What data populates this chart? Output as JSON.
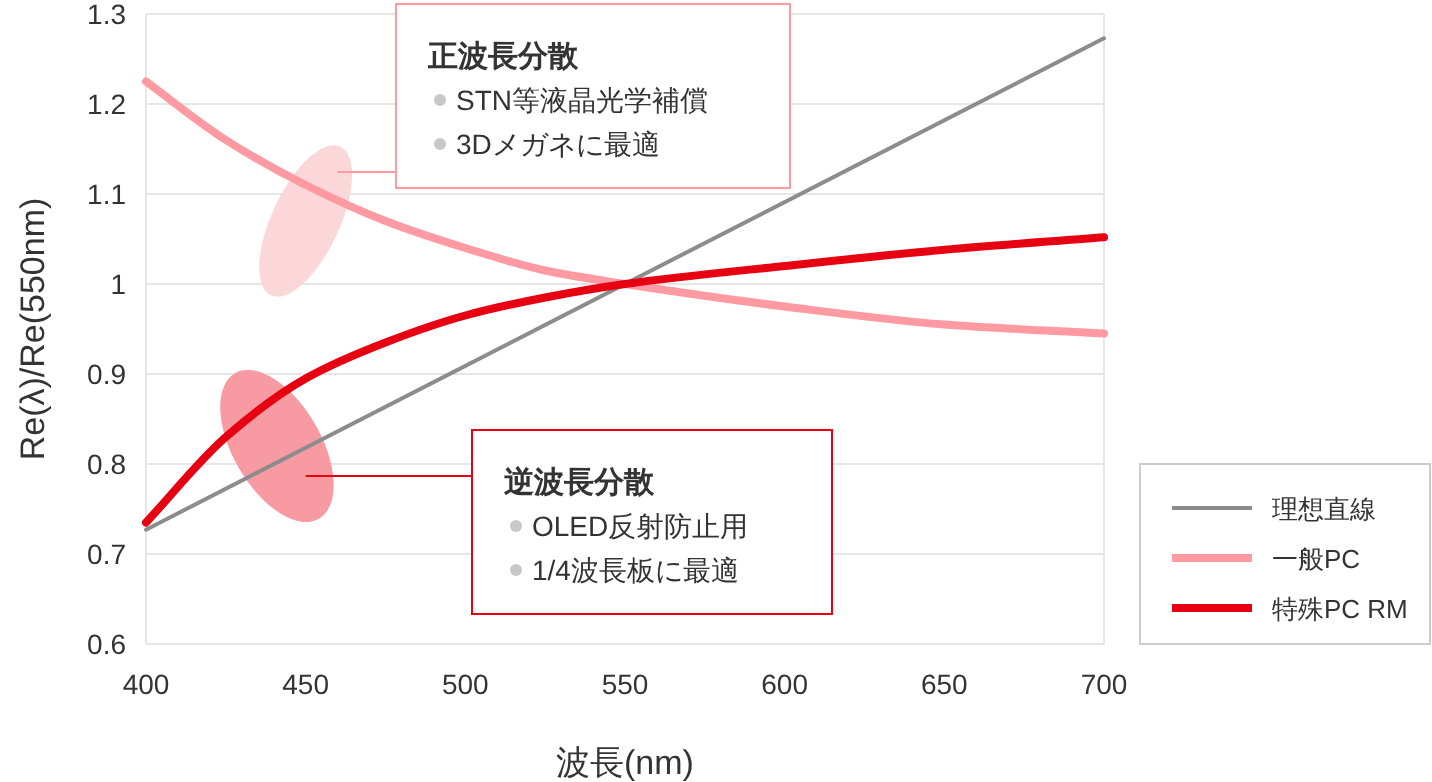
{
  "chart_data": {
    "type": "line",
    "xlabel": "波長(nm)",
    "ylabel": "Re(λ)/Re(550nm)",
    "xlim": [
      400,
      700
    ],
    "xticks": [
      400,
      450,
      500,
      550,
      600,
      650,
      700
    ],
    "ylim": [
      0.6,
      1.3
    ],
    "yticks": [
      0.6,
      0.7,
      0.8,
      0.9,
      1,
      1.1,
      1.2,
      1.3
    ],
    "grid": "y",
    "legend": "bottom right",
    "marker": "none",
    "line_style": "solid",
    "series": [
      {
        "name": "理想直線",
        "color": "#8c8c8c",
        "x": [
          400,
          700
        ],
        "values": [
          0.727,
          1.273
        ]
      },
      {
        "name": "一般PC",
        "color": "#ff9aa2",
        "x": [
          400,
          425,
          450,
          475,
          500,
          525,
          550,
          600,
          650,
          700
        ],
        "values": [
          1.225,
          1.16,
          1.11,
          1.07,
          1.04,
          1.015,
          1.0,
          0.975,
          0.955,
          0.945
        ]
      },
      {
        "name": "特殊PC RM",
        "color": "#e60012",
        "x": [
          400,
          425,
          450,
          475,
          500,
          525,
          550,
          600,
          650,
          700
        ],
        "values": [
          0.735,
          0.83,
          0.895,
          0.935,
          0.965,
          0.985,
          1.0,
          1.02,
          1.038,
          1.052
        ]
      }
    ],
    "annotations": [
      "正波長分散\nSTN等液晶光学補償\n3Dメガネに最適",
      "逆波長分散\nOLED反射防止用\n1/4波長板に最適"
    ]
  }
}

_ _ _

• Written exercise:
Repeat the entries exactly. Pictures are excluded from the copy.

• Final result:
What data populates this chart? Output as JSON.
{
  "chart_data": {
    "type": "line",
    "xlabel": "波長(nm)",
    "ylabel": "Re(λ)/Re(550nm)",
    "xlim": [
      400,
      700
    ],
    "xticks": [
      400,
      450,
      500,
      550,
      600,
      650,
      700
    ],
    "ylim": [
      0.6,
      1.3
    ],
    "yticks": [
      0.6,
      0.7,
      0.8,
      0.9,
      1,
      1.1,
      1.2,
      1.3
    ],
    "grid": "y",
    "legend": "bottom right",
    "marker": "none",
    "line_style": "solid",
    "series": [
      {
        "name": "理想直線",
        "color": "#8c8c8c",
        "x": [
          400,
          700
        ],
        "values": [
          0.727,
          1.273
        ]
      },
      {
        "name": "一般PC",
        "color": "#ff9aa2",
        "x": [
          400,
          425,
          450,
          475,
          500,
          525,
          550,
          600,
          650,
          700
        ],
        "values": [
          1.225,
          1.16,
          1.11,
          1.07,
          1.04,
          1.015,
          1.0,
          0.975,
          0.955,
          0.945
        ]
      },
      {
        "name": "特殊PC RM",
        "color": "#e60012",
        "x": [
          400,
          425,
          450,
          475,
          500,
          525,
          550,
          600,
          650,
          700
        ],
        "values": [
          0.735,
          0.83,
          0.895,
          0.935,
          0.965,
          0.985,
          1.0,
          1.02,
          1.038,
          1.052
        ]
      }
    ],
    "annotations": [
      "正波長分散\nSTN等液晶光学補償\n3Dメガネに最適",
      "逆波長分散\nOLED反射防止用\n1/4波長板に最適"
    ]
  }
}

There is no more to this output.